Dataset entries
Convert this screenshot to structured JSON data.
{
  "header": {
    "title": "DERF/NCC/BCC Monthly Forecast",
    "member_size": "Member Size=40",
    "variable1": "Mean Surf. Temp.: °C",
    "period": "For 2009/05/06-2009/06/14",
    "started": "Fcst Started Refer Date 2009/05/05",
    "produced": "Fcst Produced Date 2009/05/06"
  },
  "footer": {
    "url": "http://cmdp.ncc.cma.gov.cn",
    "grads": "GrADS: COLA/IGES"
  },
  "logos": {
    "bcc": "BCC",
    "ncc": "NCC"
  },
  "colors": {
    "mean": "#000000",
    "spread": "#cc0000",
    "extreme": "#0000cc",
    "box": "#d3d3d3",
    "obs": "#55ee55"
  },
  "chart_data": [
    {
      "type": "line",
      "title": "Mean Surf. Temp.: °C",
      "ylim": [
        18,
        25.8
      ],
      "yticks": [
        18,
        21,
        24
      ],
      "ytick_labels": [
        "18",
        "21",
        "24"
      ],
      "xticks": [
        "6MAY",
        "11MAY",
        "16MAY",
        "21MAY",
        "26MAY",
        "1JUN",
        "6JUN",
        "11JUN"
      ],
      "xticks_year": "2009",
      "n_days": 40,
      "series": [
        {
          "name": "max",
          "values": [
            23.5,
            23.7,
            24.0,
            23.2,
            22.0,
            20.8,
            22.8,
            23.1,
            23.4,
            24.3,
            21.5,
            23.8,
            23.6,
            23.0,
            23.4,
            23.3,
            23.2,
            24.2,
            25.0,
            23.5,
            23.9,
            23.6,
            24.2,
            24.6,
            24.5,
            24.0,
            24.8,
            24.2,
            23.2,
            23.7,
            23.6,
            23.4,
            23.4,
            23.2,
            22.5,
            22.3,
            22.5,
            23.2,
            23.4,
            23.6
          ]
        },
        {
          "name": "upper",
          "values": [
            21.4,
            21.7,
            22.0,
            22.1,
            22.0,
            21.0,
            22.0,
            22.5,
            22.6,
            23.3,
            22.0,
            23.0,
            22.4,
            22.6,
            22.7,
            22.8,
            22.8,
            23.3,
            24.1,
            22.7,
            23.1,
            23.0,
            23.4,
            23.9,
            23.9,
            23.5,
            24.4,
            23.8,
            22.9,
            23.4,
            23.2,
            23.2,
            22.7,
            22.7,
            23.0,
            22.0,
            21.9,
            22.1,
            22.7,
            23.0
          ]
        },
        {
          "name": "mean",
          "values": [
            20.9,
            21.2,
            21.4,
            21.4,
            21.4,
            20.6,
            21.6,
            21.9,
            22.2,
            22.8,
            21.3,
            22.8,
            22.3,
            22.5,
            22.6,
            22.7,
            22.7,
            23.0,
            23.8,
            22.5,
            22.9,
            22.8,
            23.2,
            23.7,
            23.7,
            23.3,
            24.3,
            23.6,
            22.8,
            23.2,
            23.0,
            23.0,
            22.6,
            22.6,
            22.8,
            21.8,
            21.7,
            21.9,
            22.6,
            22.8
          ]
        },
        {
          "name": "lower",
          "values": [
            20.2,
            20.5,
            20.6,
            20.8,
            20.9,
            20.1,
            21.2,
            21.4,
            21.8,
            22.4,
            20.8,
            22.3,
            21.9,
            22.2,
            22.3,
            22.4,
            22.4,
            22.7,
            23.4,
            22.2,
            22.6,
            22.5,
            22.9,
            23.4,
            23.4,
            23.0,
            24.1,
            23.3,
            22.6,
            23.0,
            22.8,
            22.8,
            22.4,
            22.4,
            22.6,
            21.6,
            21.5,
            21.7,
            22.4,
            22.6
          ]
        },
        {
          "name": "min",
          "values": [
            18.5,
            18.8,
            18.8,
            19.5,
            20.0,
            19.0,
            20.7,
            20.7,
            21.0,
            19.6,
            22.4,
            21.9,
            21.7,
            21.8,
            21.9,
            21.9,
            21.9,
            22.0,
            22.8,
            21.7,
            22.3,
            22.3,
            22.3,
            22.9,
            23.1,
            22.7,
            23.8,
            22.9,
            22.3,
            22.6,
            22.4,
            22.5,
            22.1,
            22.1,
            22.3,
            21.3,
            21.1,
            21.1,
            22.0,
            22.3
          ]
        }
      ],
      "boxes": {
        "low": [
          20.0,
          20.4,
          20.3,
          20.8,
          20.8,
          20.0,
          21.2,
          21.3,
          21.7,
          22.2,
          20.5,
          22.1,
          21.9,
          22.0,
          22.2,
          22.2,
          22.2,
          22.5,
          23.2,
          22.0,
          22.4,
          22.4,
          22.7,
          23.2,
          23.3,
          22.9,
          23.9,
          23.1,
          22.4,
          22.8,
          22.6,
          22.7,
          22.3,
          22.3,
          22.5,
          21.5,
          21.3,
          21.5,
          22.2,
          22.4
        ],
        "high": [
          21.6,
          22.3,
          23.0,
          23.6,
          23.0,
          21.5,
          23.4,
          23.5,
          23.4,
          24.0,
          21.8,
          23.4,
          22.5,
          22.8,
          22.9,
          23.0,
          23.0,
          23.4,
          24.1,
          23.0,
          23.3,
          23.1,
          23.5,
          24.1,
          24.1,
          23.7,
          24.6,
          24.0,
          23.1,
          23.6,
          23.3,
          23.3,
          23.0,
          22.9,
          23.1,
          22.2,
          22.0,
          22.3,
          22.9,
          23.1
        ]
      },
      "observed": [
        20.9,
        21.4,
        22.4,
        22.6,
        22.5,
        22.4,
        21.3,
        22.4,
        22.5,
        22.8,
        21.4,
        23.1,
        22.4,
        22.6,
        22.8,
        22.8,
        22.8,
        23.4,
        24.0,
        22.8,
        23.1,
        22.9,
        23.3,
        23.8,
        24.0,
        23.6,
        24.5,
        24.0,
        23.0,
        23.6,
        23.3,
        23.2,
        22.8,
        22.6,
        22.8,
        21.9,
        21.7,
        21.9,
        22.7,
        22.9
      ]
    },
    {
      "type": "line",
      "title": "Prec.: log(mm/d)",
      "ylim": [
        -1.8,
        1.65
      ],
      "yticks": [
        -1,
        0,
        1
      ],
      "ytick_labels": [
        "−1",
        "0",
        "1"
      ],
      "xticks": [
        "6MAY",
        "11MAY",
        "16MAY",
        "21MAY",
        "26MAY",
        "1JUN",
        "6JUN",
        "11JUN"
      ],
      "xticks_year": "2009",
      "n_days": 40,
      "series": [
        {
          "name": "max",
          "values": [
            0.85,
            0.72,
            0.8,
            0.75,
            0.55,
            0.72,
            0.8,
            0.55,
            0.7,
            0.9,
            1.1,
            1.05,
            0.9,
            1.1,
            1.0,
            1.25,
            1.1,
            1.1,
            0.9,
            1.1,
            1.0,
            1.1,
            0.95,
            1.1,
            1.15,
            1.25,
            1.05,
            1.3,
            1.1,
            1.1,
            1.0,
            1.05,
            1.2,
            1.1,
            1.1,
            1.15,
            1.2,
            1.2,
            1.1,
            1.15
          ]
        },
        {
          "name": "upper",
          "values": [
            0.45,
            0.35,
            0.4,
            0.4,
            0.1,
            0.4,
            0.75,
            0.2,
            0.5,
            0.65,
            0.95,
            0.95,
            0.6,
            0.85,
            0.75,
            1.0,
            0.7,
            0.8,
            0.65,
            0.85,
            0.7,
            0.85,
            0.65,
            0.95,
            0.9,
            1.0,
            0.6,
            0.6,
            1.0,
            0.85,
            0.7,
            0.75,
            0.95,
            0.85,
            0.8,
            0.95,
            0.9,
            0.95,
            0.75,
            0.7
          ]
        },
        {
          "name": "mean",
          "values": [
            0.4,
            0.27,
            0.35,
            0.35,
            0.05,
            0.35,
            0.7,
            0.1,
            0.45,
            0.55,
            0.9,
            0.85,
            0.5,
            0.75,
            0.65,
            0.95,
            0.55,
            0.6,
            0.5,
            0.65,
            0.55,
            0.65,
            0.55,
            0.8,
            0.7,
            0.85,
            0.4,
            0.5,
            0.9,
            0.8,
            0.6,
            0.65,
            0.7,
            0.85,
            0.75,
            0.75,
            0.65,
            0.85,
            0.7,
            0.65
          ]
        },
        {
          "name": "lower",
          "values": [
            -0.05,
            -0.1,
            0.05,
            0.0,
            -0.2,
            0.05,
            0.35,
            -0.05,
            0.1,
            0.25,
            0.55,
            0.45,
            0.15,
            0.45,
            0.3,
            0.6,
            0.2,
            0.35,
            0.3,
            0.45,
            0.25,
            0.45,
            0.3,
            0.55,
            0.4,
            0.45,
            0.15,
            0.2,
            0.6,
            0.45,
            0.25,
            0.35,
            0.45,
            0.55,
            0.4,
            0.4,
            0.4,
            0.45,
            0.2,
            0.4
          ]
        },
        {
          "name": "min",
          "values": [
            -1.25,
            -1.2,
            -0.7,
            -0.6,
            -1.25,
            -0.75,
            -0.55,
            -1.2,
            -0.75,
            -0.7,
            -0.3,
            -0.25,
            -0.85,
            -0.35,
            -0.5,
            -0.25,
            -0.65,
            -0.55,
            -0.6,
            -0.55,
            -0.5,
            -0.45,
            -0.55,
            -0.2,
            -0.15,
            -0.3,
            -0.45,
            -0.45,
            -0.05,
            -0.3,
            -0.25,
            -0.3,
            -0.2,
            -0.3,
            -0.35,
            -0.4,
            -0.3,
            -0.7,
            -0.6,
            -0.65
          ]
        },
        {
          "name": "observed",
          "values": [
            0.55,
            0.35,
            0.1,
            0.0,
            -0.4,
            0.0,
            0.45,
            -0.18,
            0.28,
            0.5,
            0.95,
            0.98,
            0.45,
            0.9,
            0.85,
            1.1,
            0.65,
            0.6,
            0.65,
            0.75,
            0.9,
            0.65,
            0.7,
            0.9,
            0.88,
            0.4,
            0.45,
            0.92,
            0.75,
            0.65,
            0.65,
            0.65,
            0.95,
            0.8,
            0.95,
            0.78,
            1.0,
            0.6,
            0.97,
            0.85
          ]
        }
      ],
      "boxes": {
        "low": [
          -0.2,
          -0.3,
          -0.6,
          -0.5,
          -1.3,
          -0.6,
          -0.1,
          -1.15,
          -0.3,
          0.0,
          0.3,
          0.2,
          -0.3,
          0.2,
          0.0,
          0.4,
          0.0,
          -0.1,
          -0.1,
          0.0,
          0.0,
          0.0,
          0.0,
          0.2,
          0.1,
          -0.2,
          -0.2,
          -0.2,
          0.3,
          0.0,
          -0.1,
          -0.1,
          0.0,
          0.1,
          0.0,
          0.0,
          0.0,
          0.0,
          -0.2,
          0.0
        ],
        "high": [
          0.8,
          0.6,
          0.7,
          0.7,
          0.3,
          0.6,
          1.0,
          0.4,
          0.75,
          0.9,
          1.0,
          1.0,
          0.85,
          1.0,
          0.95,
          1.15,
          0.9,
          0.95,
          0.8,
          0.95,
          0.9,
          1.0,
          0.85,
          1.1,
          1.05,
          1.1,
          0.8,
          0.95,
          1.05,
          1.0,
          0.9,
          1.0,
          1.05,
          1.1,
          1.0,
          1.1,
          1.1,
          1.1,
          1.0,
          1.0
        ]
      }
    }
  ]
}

YOUR INSTRUCTIONS: Gather each line in these records that contains the string "Surf".

RESPONSE FOR THIS EXERCISE:
    "variable1": "Mean Surf. Temp.: °C",
      "title": "Mean Surf. Temp.: °C",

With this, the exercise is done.